# Problem:
Without the pictures, return each record as it appears.

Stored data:
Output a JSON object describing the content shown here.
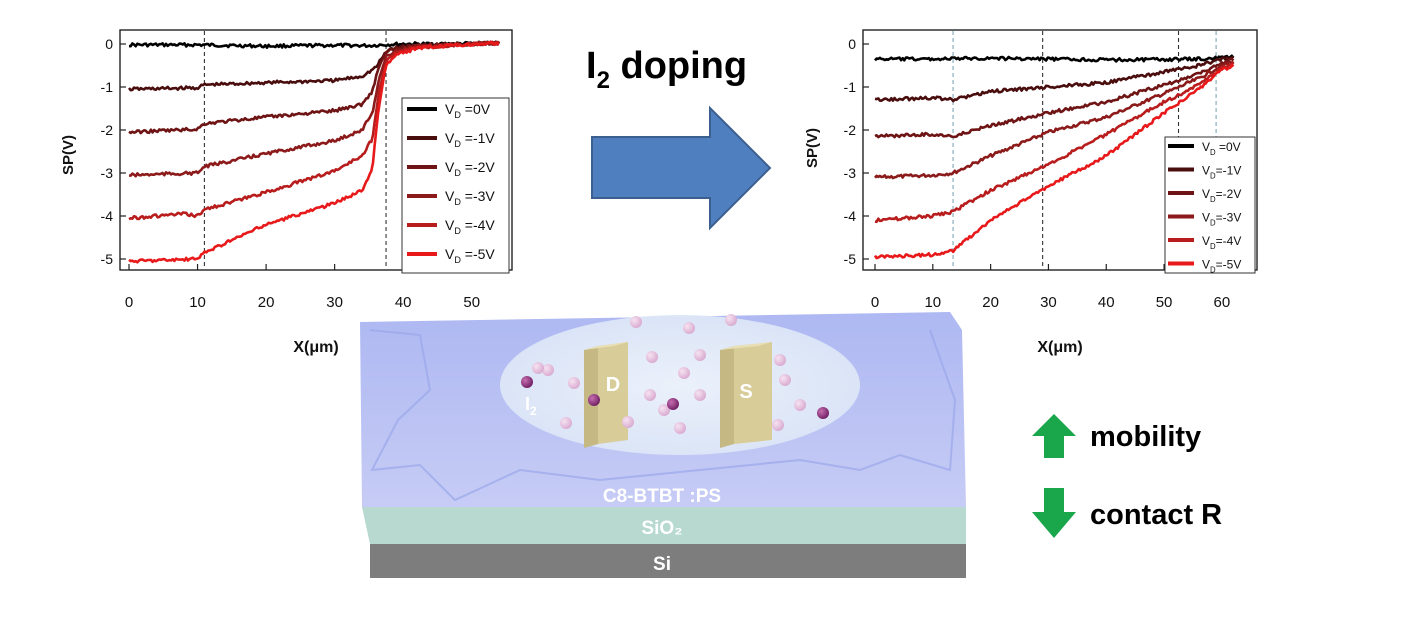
{
  "header": {
    "doping_label": "I",
    "doping_sub": "2",
    "doping_rest": " doping"
  },
  "arrow_color": "#4f7fbf",
  "chart_data": [
    {
      "type": "line",
      "ylabel": "SP(V)",
      "xlabel": "X(μm)",
      "xlim": [
        0,
        55
      ],
      "ylim": [
        -5.3,
        0.2
      ],
      "xticks": [
        0,
        10,
        20,
        30,
        40,
        50
      ],
      "yticks": [
        0,
        -1,
        -2,
        -3,
        -4,
        -5
      ],
      "vlines": [
        11,
        37.5
      ],
      "legend": {
        "position": "right",
        "entries": [
          {
            "main": "V",
            "sub": "D",
            "rest": " =0V"
          },
          {
            "main": "V",
            "sub": "D",
            "rest": " =-1V"
          },
          {
            "main": "V",
            "sub": "D",
            "rest": " =-2V"
          },
          {
            "main": "V",
            "sub": "D",
            "rest": " =-3V"
          },
          {
            "main": "V",
            "sub": "D",
            "rest": " =-4V"
          },
          {
            "main": "V",
            "sub": "D",
            "rest": " =-5V"
          }
        ]
      },
      "series": [
        {
          "color": "#000000",
          "x": [
            0,
            10,
            20,
            30,
            35,
            37,
            40,
            45,
            50,
            54
          ],
          "y": [
            -0.02,
            -0.02,
            -0.05,
            -0.03,
            -0.04,
            -0.02,
            0.0,
            0.0,
            0.01,
            0.02
          ]
        },
        {
          "color": "#4a0d0d",
          "x": [
            0,
            10,
            11,
            20,
            30,
            34,
            36,
            37,
            38,
            40,
            45,
            50,
            54
          ],
          "y": [
            -1.05,
            -1.02,
            -0.95,
            -0.9,
            -0.85,
            -0.75,
            -0.55,
            -0.3,
            -0.12,
            -0.05,
            -0.02,
            0.0,
            0.02
          ]
        },
        {
          "color": "#6e1414",
          "x": [
            0,
            10,
            11,
            20,
            30,
            34,
            35.5,
            36.5,
            37.5,
            39,
            42,
            50,
            54
          ],
          "y": [
            -2.05,
            -1.98,
            -1.85,
            -1.7,
            -1.55,
            -1.4,
            -1.1,
            -0.5,
            -0.2,
            -0.1,
            -0.05,
            0.0,
            0.02
          ]
        },
        {
          "color": "#8c1a1a",
          "x": [
            0,
            10,
            11,
            20,
            30,
            34,
            35.5,
            36.5,
            37.5,
            39,
            42,
            50,
            54
          ],
          "y": [
            -3.05,
            -3.0,
            -2.85,
            -2.55,
            -2.25,
            -2.0,
            -1.6,
            -0.8,
            -0.3,
            -0.15,
            -0.05,
            0.0,
            0.02
          ]
        },
        {
          "color": "#b81c1c",
          "x": [
            0,
            8,
            10,
            11,
            20,
            30,
            34,
            35.5,
            36.5,
            37.5,
            39,
            42,
            50,
            54
          ],
          "y": [
            -4.05,
            -3.95,
            -4.0,
            -3.85,
            -3.45,
            -2.95,
            -2.6,
            -2.2,
            -1.1,
            -0.4,
            -0.2,
            -0.08,
            0.0,
            0.02
          ]
        },
        {
          "color": "#e8191a",
          "x": [
            0,
            10,
            11,
            20,
            30,
            34,
            35.5,
            36.5,
            37.5,
            39,
            42,
            50,
            54
          ],
          "y": [
            -5.05,
            -5.0,
            -4.85,
            -4.2,
            -3.7,
            -3.4,
            -2.9,
            -1.4,
            -0.5,
            -0.25,
            -0.1,
            0.0,
            0.02
          ]
        }
      ]
    },
    {
      "type": "line",
      "ylabel": "SP(V)",
      "xlabel": "X(μm)",
      "xlim": [
        0,
        64
      ],
      "ylim": [
        -5.3,
        0.2
      ],
      "xticks": [
        0,
        10,
        20,
        30,
        40,
        50,
        60
      ],
      "yticks": [
        0,
        -1,
        -2,
        -3,
        -4,
        -5
      ],
      "vlines": [
        13.5,
        29,
        52.5,
        59
      ],
      "legend": {
        "position": "right",
        "entries": [
          {
            "main": "V",
            "sub": "D",
            "rest": " =0V"
          },
          {
            "main": "V",
            "sub": "D",
            "rest": "=-1V"
          },
          {
            "main": "V",
            "sub": "D",
            "rest": "=-2V"
          },
          {
            "main": "V",
            "sub": "D",
            "rest": "=-3V"
          },
          {
            "main": "V",
            "sub": "D",
            "rest": "=-4V"
          },
          {
            "main": "V",
            "sub": "D",
            "rest": "=-5V"
          }
        ]
      },
      "series": [
        {
          "color": "#000000",
          "x": [
            0,
            10,
            20,
            30,
            40,
            50,
            56,
            60,
            62
          ],
          "y": [
            -0.35,
            -0.35,
            -0.33,
            -0.35,
            -0.37,
            -0.36,
            -0.35,
            -0.32,
            -0.3
          ]
        },
        {
          "color": "#4a0d0d",
          "x": [
            0,
            10,
            13.5,
            20,
            30,
            40,
            50,
            56,
            60,
            62
          ],
          "y": [
            -1.3,
            -1.25,
            -1.3,
            -1.1,
            -1.0,
            -0.9,
            -0.65,
            -0.5,
            -0.35,
            -0.3
          ]
        },
        {
          "color": "#6e1414",
          "x": [
            0,
            10,
            13.5,
            20,
            30,
            40,
            50,
            56,
            60,
            62
          ],
          "y": [
            -2.15,
            -2.1,
            -2.15,
            -1.9,
            -1.6,
            -1.35,
            -0.95,
            -0.7,
            -0.45,
            -0.35
          ]
        },
        {
          "color": "#8c1a1a",
          "x": [
            0,
            10,
            13.5,
            20,
            30,
            40,
            50,
            56,
            60,
            62
          ],
          "y": [
            -3.1,
            -3.05,
            -3.0,
            -2.6,
            -2.05,
            -1.7,
            -1.15,
            -0.8,
            -0.5,
            -0.4
          ]
        },
        {
          "color": "#b81c1c",
          "x": [
            0,
            10,
            13.5,
            20,
            30,
            40,
            50,
            56,
            60,
            62
          ],
          "y": [
            -4.1,
            -4.0,
            -3.9,
            -3.4,
            -2.8,
            -2.1,
            -1.35,
            -0.95,
            -0.55,
            -0.45
          ]
        },
        {
          "color": "#e8191a",
          "x": [
            0,
            10,
            13.5,
            20,
            30,
            40,
            50,
            56,
            60,
            62
          ],
          "y": [
            -4.95,
            -4.9,
            -4.8,
            -4.1,
            -3.3,
            -2.6,
            -1.6,
            -1.05,
            -0.6,
            -0.5
          ]
        }
      ]
    }
  ],
  "device": {
    "drain_label": "D",
    "source_label": "S",
    "iodine_label": "I",
    "iodine_sub": "2",
    "layer_top": "C8-BTBT :PS",
    "layer_mid": "SiO₂",
    "layer_bottom": "Si"
  },
  "effects": {
    "mobility_label": "mobility",
    "contact_label": "contact R",
    "arrow_color": "#1aa64b"
  }
}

# Written solution:
Output a JSON object describing the content shown here.
{
  "header": {
    "doping_label": "I",
    "doping_sub": "2",
    "doping_rest": " doping"
  },
  "arrow_color": "#4f7fbf",
  "chart_data": [
    {
      "type": "line",
      "ylabel": "SP(V)",
      "xlabel": "X(μm)",
      "xlim": [
        0,
        55
      ],
      "ylim": [
        -5.3,
        0.2
      ],
      "xticks": [
        0,
        10,
        20,
        30,
        40,
        50
      ],
      "yticks": [
        0,
        -1,
        -2,
        -3,
        -4,
        -5
      ],
      "vlines": [
        11,
        37.5
      ],
      "legend": {
        "position": "right",
        "entries": [
          {
            "main": "V",
            "sub": "D",
            "rest": " =0V"
          },
          {
            "main": "V",
            "sub": "D",
            "rest": " =-1V"
          },
          {
            "main": "V",
            "sub": "D",
            "rest": " =-2V"
          },
          {
            "main": "V",
            "sub": "D",
            "rest": " =-3V"
          },
          {
            "main": "V",
            "sub": "D",
            "rest": " =-4V"
          },
          {
            "main": "V",
            "sub": "D",
            "rest": " =-5V"
          }
        ]
      },
      "series": [
        {
          "color": "#000000",
          "x": [
            0,
            10,
            20,
            30,
            35,
            37,
            40,
            45,
            50,
            54
          ],
          "y": [
            -0.02,
            -0.02,
            -0.05,
            -0.03,
            -0.04,
            -0.02,
            0.0,
            0.0,
            0.01,
            0.02
          ]
        },
        {
          "color": "#4a0d0d",
          "x": [
            0,
            10,
            11,
            20,
            30,
            34,
            36,
            37,
            38,
            40,
            45,
            50,
            54
          ],
          "y": [
            -1.05,
            -1.02,
            -0.95,
            -0.9,
            -0.85,
            -0.75,
            -0.55,
            -0.3,
            -0.12,
            -0.05,
            -0.02,
            0.0,
            0.02
          ]
        },
        {
          "color": "#6e1414",
          "x": [
            0,
            10,
            11,
            20,
            30,
            34,
            35.5,
            36.5,
            37.5,
            39,
            42,
            50,
            54
          ],
          "y": [
            -2.05,
            -1.98,
            -1.85,
            -1.7,
            -1.55,
            -1.4,
            -1.1,
            -0.5,
            -0.2,
            -0.1,
            -0.05,
            0.0,
            0.02
          ]
        },
        {
          "color": "#8c1a1a",
          "x": [
            0,
            10,
            11,
            20,
            30,
            34,
            35.5,
            36.5,
            37.5,
            39,
            42,
            50,
            54
          ],
          "y": [
            -3.05,
            -3.0,
            -2.85,
            -2.55,
            -2.25,
            -2.0,
            -1.6,
            -0.8,
            -0.3,
            -0.15,
            -0.05,
            0.0,
            0.02
          ]
        },
        {
          "color": "#b81c1c",
          "x": [
            0,
            8,
            10,
            11,
            20,
            30,
            34,
            35.5,
            36.5,
            37.5,
            39,
            42,
            50,
            54
          ],
          "y": [
            -4.05,
            -3.95,
            -4.0,
            -3.85,
            -3.45,
            -2.95,
            -2.6,
            -2.2,
            -1.1,
            -0.4,
            -0.2,
            -0.08,
            0.0,
            0.02
          ]
        },
        {
          "color": "#e8191a",
          "x": [
            0,
            10,
            11,
            20,
            30,
            34,
            35.5,
            36.5,
            37.5,
            39,
            42,
            50,
            54
          ],
          "y": [
            -5.05,
            -5.0,
            -4.85,
            -4.2,
            -3.7,
            -3.4,
            -2.9,
            -1.4,
            -0.5,
            -0.25,
            -0.1,
            0.0,
            0.02
          ]
        }
      ]
    },
    {
      "type": "line",
      "ylabel": "SP(V)",
      "xlabel": "X(μm)",
      "xlim": [
        0,
        64
      ],
      "ylim": [
        -5.3,
        0.2
      ],
      "xticks": [
        0,
        10,
        20,
        30,
        40,
        50,
        60
      ],
      "yticks": [
        0,
        -1,
        -2,
        -3,
        -4,
        -5
      ],
      "vlines": [
        13.5,
        29,
        52.5,
        59
      ],
      "legend": {
        "position": "right",
        "entries": [
          {
            "main": "V",
            "sub": "D",
            "rest": " =0V"
          },
          {
            "main": "V",
            "sub": "D",
            "rest": "=-1V"
          },
          {
            "main": "V",
            "sub": "D",
            "rest": "=-2V"
          },
          {
            "main": "V",
            "sub": "D",
            "rest": "=-3V"
          },
          {
            "main": "V",
            "sub": "D",
            "rest": "=-4V"
          },
          {
            "main": "V",
            "sub": "D",
            "rest": "=-5V"
          }
        ]
      },
      "series": [
        {
          "color": "#000000",
          "x": [
            0,
            10,
            20,
            30,
            40,
            50,
            56,
            60,
            62
          ],
          "y": [
            -0.35,
            -0.35,
            -0.33,
            -0.35,
            -0.37,
            -0.36,
            -0.35,
            -0.32,
            -0.3
          ]
        },
        {
          "color": "#4a0d0d",
          "x": [
            0,
            10,
            13.5,
            20,
            30,
            40,
            50,
            56,
            60,
            62
          ],
          "y": [
            -1.3,
            -1.25,
            -1.3,
            -1.1,
            -1.0,
            -0.9,
            -0.65,
            -0.5,
            -0.35,
            -0.3
          ]
        },
        {
          "color": "#6e1414",
          "x": [
            0,
            10,
            13.5,
            20,
            30,
            40,
            50,
            56,
            60,
            62
          ],
          "y": [
            -2.15,
            -2.1,
            -2.15,
            -1.9,
            -1.6,
            -1.35,
            -0.95,
            -0.7,
            -0.45,
            -0.35
          ]
        },
        {
          "color": "#8c1a1a",
          "x": [
            0,
            10,
            13.5,
            20,
            30,
            40,
            50,
            56,
            60,
            62
          ],
          "y": [
            -3.1,
            -3.05,
            -3.0,
            -2.6,
            -2.05,
            -1.7,
            -1.15,
            -0.8,
            -0.5,
            -0.4
          ]
        },
        {
          "color": "#b81c1c",
          "x": [
            0,
            10,
            13.5,
            20,
            30,
            40,
            50,
            56,
            60,
            62
          ],
          "y": [
            -4.1,
            -4.0,
            -3.9,
            -3.4,
            -2.8,
            -2.1,
            -1.35,
            -0.95,
            -0.55,
            -0.45
          ]
        },
        {
          "color": "#e8191a",
          "x": [
            0,
            10,
            13.5,
            20,
            30,
            40,
            50,
            56,
            60,
            62
          ],
          "y": [
            -4.95,
            -4.9,
            -4.8,
            -4.1,
            -3.3,
            -2.6,
            -1.6,
            -1.05,
            -0.6,
            -0.5
          ]
        }
      ]
    }
  ],
  "device": {
    "drain_label": "D",
    "source_label": "S",
    "iodine_label": "I",
    "iodine_sub": "2",
    "layer_top": "C8-BTBT :PS",
    "layer_mid": "SiO₂",
    "layer_bottom": "Si"
  },
  "effects": {
    "mobility_label": "mobility",
    "contact_label": "contact R",
    "arrow_color": "#1aa64b"
  }
}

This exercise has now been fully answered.